Data entries -
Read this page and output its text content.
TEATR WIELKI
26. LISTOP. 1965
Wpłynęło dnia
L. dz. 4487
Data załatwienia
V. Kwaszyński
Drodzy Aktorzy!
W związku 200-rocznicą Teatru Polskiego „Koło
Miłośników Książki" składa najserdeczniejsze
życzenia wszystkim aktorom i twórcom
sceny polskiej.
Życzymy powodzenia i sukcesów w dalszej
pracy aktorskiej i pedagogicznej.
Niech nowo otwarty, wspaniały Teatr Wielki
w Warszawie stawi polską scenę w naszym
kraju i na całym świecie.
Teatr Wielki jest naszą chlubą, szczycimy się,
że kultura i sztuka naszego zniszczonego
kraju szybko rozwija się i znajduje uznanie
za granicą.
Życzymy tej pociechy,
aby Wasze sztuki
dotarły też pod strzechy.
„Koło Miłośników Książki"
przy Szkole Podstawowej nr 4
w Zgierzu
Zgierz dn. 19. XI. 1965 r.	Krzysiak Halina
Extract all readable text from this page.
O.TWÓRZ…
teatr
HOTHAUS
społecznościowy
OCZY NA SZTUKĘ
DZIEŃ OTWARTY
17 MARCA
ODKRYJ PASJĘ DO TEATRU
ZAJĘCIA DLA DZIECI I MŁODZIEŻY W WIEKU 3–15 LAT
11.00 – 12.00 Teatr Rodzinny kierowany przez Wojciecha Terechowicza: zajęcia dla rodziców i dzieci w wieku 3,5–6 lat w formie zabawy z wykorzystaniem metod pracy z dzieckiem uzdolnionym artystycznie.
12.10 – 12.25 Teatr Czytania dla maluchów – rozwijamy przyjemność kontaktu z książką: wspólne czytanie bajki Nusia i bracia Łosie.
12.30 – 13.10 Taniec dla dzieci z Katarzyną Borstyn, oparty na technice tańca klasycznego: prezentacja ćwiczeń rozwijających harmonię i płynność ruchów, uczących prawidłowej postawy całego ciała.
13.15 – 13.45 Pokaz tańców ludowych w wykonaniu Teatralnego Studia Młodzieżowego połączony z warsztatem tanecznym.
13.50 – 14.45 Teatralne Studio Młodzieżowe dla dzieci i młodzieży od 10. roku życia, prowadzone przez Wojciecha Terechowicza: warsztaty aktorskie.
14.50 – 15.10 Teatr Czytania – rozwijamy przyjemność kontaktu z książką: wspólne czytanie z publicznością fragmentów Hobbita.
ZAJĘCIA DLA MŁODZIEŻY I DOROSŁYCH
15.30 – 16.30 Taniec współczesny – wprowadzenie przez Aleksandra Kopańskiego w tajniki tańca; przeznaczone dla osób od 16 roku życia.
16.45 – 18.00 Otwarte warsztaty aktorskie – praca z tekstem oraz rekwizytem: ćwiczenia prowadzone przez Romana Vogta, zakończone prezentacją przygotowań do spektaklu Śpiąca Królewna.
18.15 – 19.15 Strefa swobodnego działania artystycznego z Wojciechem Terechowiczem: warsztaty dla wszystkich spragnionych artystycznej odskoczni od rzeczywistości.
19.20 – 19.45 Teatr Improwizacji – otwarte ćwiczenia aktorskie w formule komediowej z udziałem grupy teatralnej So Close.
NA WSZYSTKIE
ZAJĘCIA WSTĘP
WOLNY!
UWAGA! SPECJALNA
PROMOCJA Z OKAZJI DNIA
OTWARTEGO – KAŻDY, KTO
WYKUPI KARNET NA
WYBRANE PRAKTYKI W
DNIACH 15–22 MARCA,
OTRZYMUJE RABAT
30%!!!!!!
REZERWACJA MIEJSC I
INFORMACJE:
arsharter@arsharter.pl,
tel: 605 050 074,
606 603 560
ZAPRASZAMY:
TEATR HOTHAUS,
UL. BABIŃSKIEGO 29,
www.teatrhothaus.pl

What you have to do -
Emit the full listing verbatim.

Written solution -
Read this page and output its text content.
TEATR WIELKI
26. LISTOP. 1965
Wpłynęło dnia
L. dz. 4487
Data załatwienia
V. Kwaszyński
Drodzy Aktorzy!
W związku 200-rocznicą Teatru Polskiego „Koło
Miłośników Książki" składa najserdeczniejsze
życzenia wszystkim aktorom i twórcom
sceny polskiej.
Życzymy powodzenia i sukcesów w dalszej
pracy aktorskiej i pedagogicznej.
Niech nowo otwarty, wspaniały Teatr Wielki
w Warszawie stawi polską scenę w naszym
kraju i na całym świecie.
Teatr Wielki jest naszą chlubą, szczycimy się,
że kultura i sztuka naszego zniszczonego
kraju szybko rozwija się i znajduje uznanie
za granicą.
Życzymy tej pociechy,
aby Wasze sztuki
dotarły też pod strzechy.
„Koło Miłośników Książki"
przy Szkole Podstawowej nr 4
w Zgierzu
Zgierz dn. 19. XI. 1965 r.	Krzysiak Halina
Extract all readable text from this page.
O.TWÓRZ…
teatr
HOTHAUS
społecznościowy
OCZY NA SZTUKĘ
DZIEŃ OTWARTY
17 MARCA
ODKRYJ PASJĘ DO TEATRU
ZAJĘCIA DLA DZIECI I MŁODZIEŻY W WIEKU 3–15 LAT
11.00 – 12.00 Teatr Rodzinny kierowany przez Wojciecha Terechowicza: zajęcia dla rodziców i dzieci w wieku 3,5–6 lat w formie zabawy z wykorzystaniem metod pracy z dzieckiem uzdolnionym artystycznie.
12.10 – 12.25 Teatr Czytania dla maluchów – rozwijamy przyjemność kontaktu z książką: wspólne czytanie bajki Nusia i bracia Łosie.
12.30 – 13.10 Taniec dla dzieci z Katarzyną Borstyn, oparty na technice tańca klasycznego: prezentacja ćwiczeń rozwijających harmonię i płynność ruchów, uczących prawidłowej postawy całego ciała.
13.15 – 13.45 Pokaz tańców ludowych w wykonaniu Teatralnego Studia Młodzieżowego połączony z warsztatem tanecznym.
13.50 – 14.45 Teatralne Studio Młodzieżowe dla dzieci i młodzieży od 10. roku życia, prowadzone przez Wojciecha Terechowicza: warsztaty aktorskie.
14.50 – 15.10 Teatr Czytania – rozwijamy przyjemność kontaktu z książką: wspólne czytanie z publicznością fragmentów Hobbita.
ZAJĘCIA DLA MŁODZIEŻY I DOROSŁYCH
15.30 – 16.30 Taniec współczesny – wprowadzenie przez Aleksandra Kopańskiego w tajniki tańca; przeznaczone dla osób od 16 roku życia.
16.45 – 18.00 Otwarte warsztaty aktorskie – praca z tekstem oraz rekwizytem: ćwiczenia prowadzone przez Romana Vogta, zakończone prezentacją przygotowań do spektaklu Śpiąca Królewna.
18.15 – 19.15 Strefa swobodnego działania artystycznego z Wojciechem Terechowiczem: warsztaty dla wszystkich spragnionych artystycznej odskoczni od rzeczywistości.
19.20 – 19.45 Teatr Improwizacji – otwarte ćwiczenia aktorskie w formule komediowej z udziałem grupy teatralnej So Close.
NA WSZYSTKIE
ZAJĘCIA WSTĘP
WOLNY!
UWAGA! SPECJALNA
PROMOCJA Z OKAZJI DNIA
OTWARTEGO – KAŻDY, KTO
WYKUPI KARNET NA
WYBRANE PRAKTYKI W
DNIACH 15–22 MARCA,
OTRZYMUJE RABAT
30%!!!!!!
REZERWACJA MIEJSC I
INFORMACJE:
arsharter@arsharter.pl,
tel: 605 050 074,
606 603 560
ZAPRASZAMY:
TEATR HOTHAUS,
UL. BABIŃSKIEGO 29,
www.teatrhothaus.pl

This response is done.